• _Work to do_
Copy out each line that includes the word "text".

• _Dataset entries_
— Start —

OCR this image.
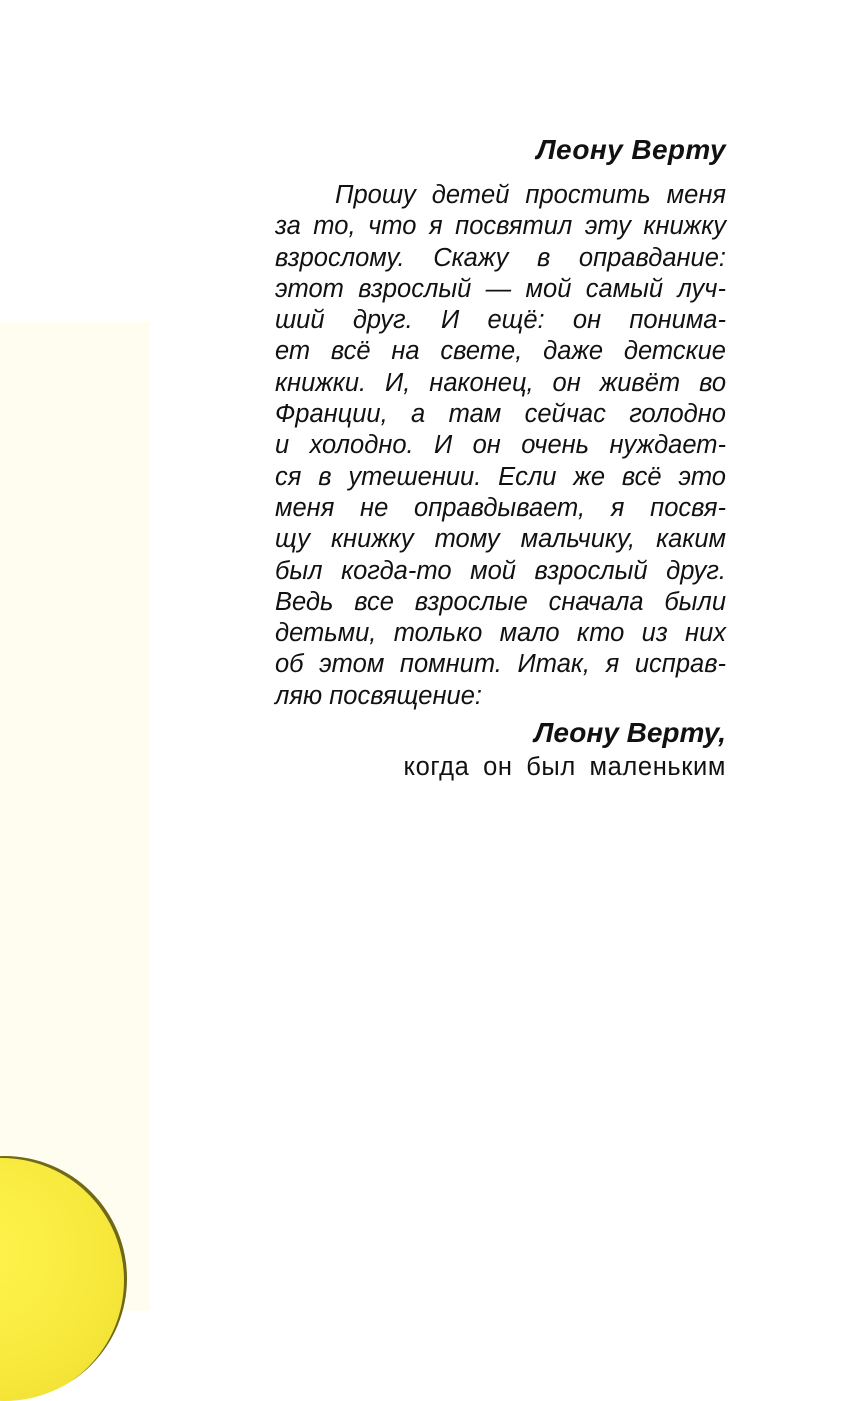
Леону Верту
Прошу детей простить меня
за то, что я посвятил эту книжку
взрослому. Скажу в оправдание:
этот взрослый — мой самый луч-
ший друг. И ещё: он понима-
ет всё на свете, даже детские
книжки. И, наконец, он живёт во
Франции, а там сейчас голодно
и холодно. И он очень нуждает-
ся в утешении. Если же всё это
меня не оправдывает, я посвя-
щу книжку тому мальчику, каким
был когда-то мой взрослый друг.
Ведь все взрослые сначала были
детьми, только мало кто из них
об этом помнит. Итак, я исправ-
ляю посвящение:

Леону Верту,

когда он был маленьким
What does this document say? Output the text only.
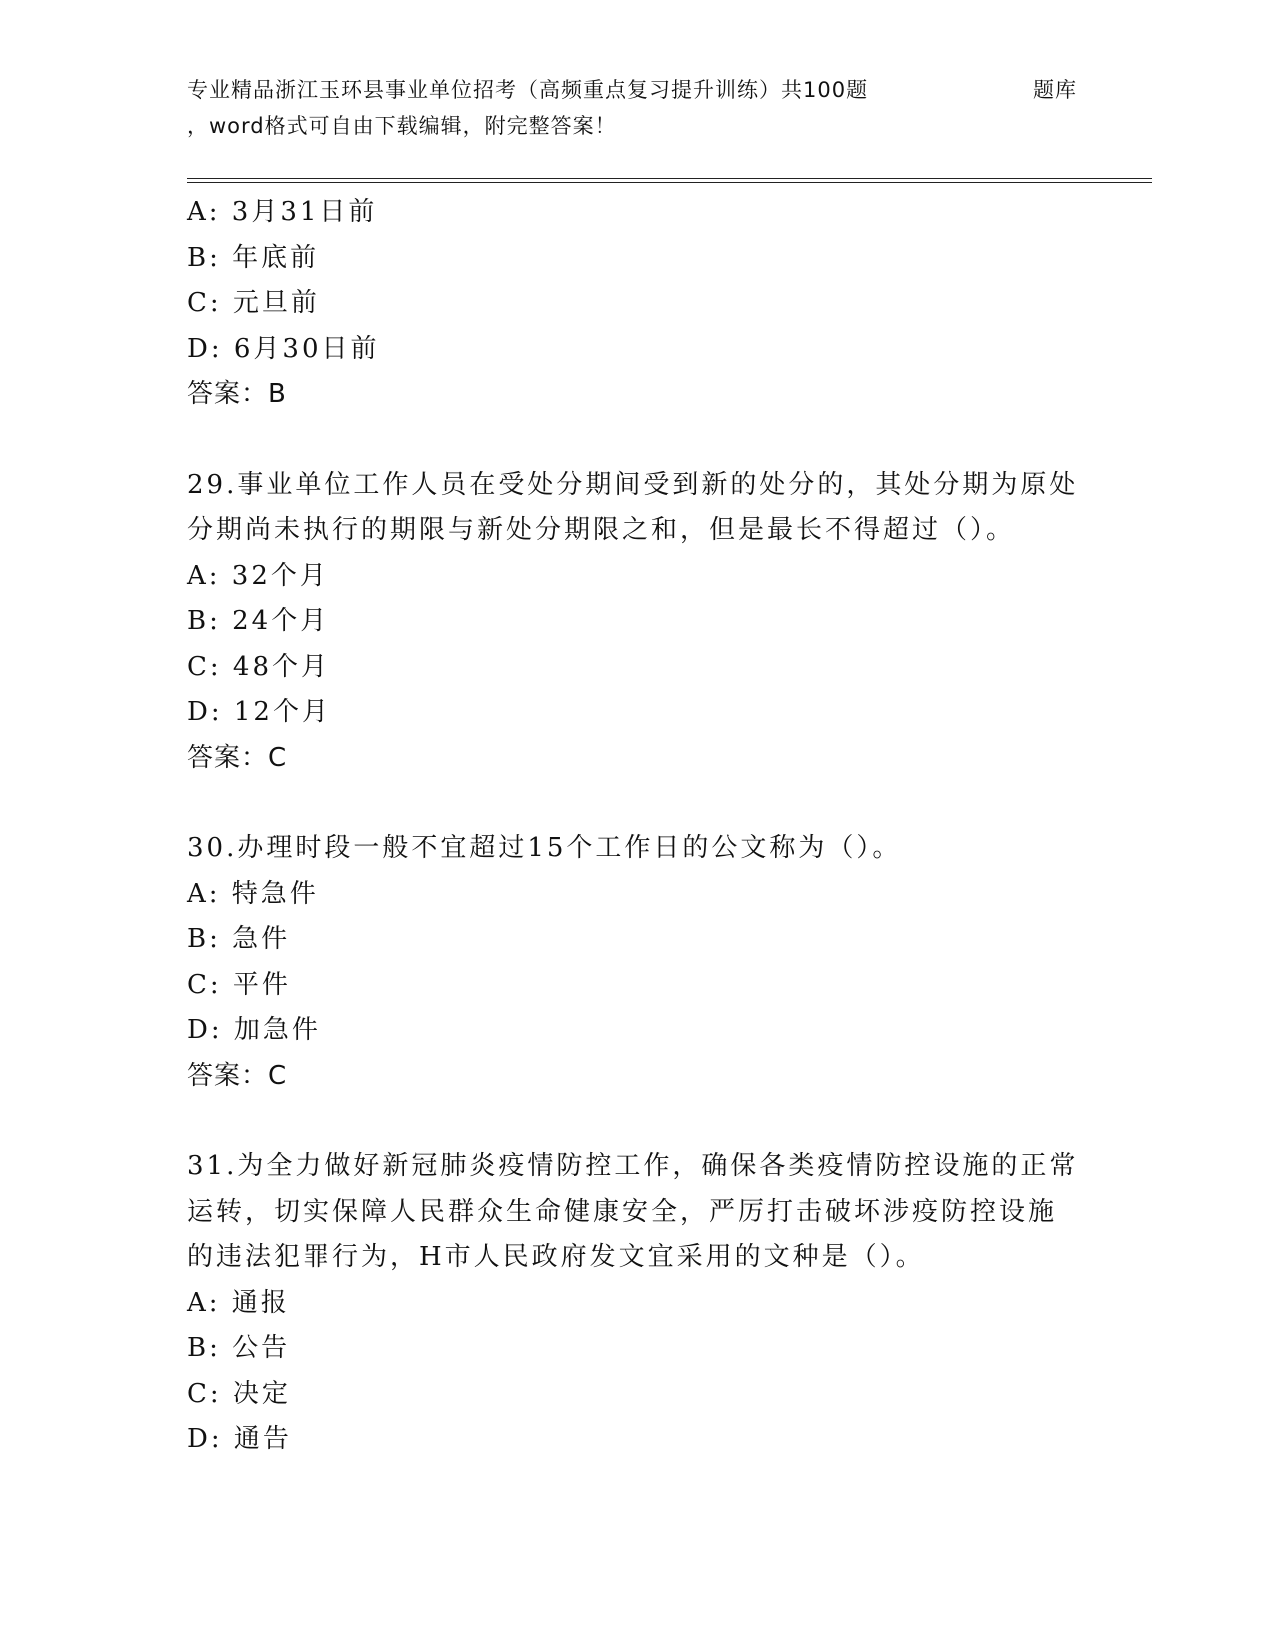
专业精品浙江玉环县事业单位招考（高频重点复习提升训练）共100题	题库
，word格式可自由下载编辑，附完整答案！
A: 3月31日前
B: 年底前
C: 元旦前
D: 6月30日前
答案：B
29.事业单位工作人员在受处分期间受到新的处分的，其处分期为原处
分期尚未执行的期限与新处分期限之和，但是最长不得超过（）。
A: 32个月
B: 24个月
C: 48个月
D: 12个月
答案：C
30.办理时段一般不宜超过15个工作日的公文称为（）。
A: 特急件
B: 急件
C: 平件
D: 加急件
答案：C
31.为全力做好新冠肺炎疫情防控工作，确保各类疫情防控设施的正常
运转，切实保障人民群众生命健康安全，严厉打击破坏涉疫防控设施
的违法犯罪行为，H市人民政府发文宜采用的文种是（）。
A: 通报
B: 公告
C: 决定
D: 通告
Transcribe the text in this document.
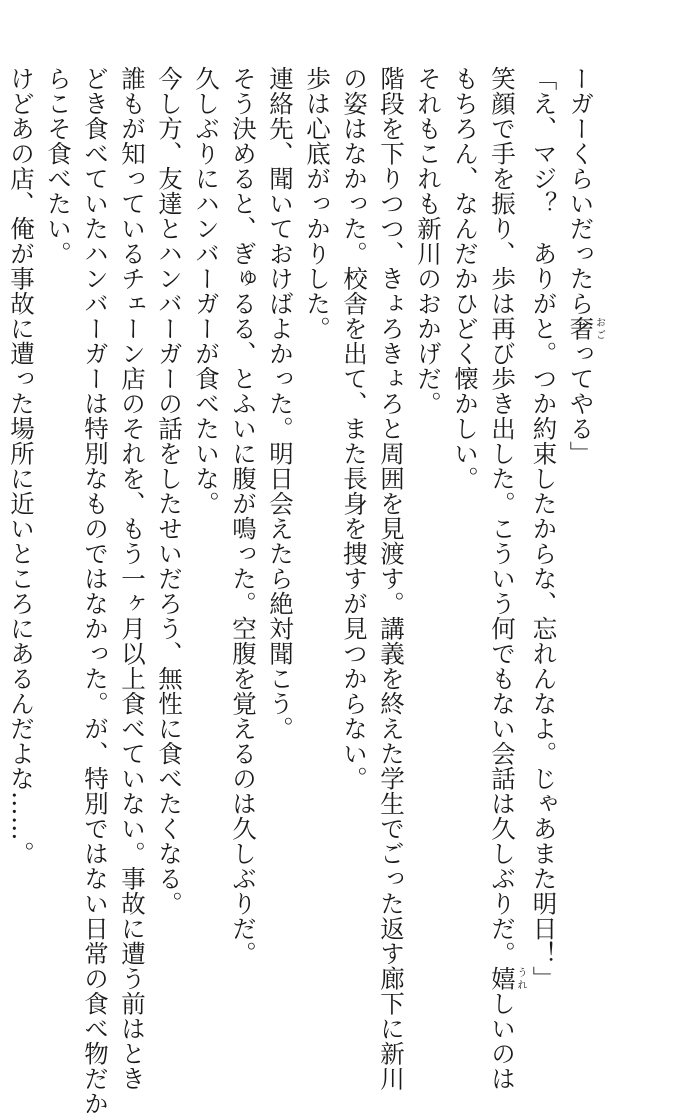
ーガーくらいだったら奢おごってやる」
「え、マジ？　ありがと。つか約束したからな、忘れんなよ。じゃあまた明日！」
笑顔で手を振り、歩は再び歩き出した。こういう何でもない会話は久しぶりだ。嬉うれしいのは
もちろん、なんだかひどく懐かしい。
それもこれも新川のおかげだ。
階段を下りつつ、きょろきょろと周囲を見渡す。講義を終えた学生でごった返す廊下に新川
の姿はなかった。校舎を出て、また長身を捜すが見つからない。
歩は心底がっかりした。
連絡先、聞いておけばよかった。明日会えたら絶対聞こう。
そう決めると、ぎゅるる、とふいに腹が鳴った。空腹を覚えるのは久しぶりだ。
久しぶりにハンバーガーが食べたいな。
今し方、友達とハンバーガーの話をしたせいだろう、無性に食べたくなる。
誰もが知っているチェーン店のそれを、もう一ヶ月以上食べていない。事故に遭う前はとき
どき食べていたハンバーガーは特別なものではなかった。が、特別ではない日常の食べ物だか
らこそ食べたい。
けどあの店、俺が事故に遭った場所に近いところにあるんだよな……。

— End —

• _The response_
What does this document say? Output the text only.
Transcribe the text in this document.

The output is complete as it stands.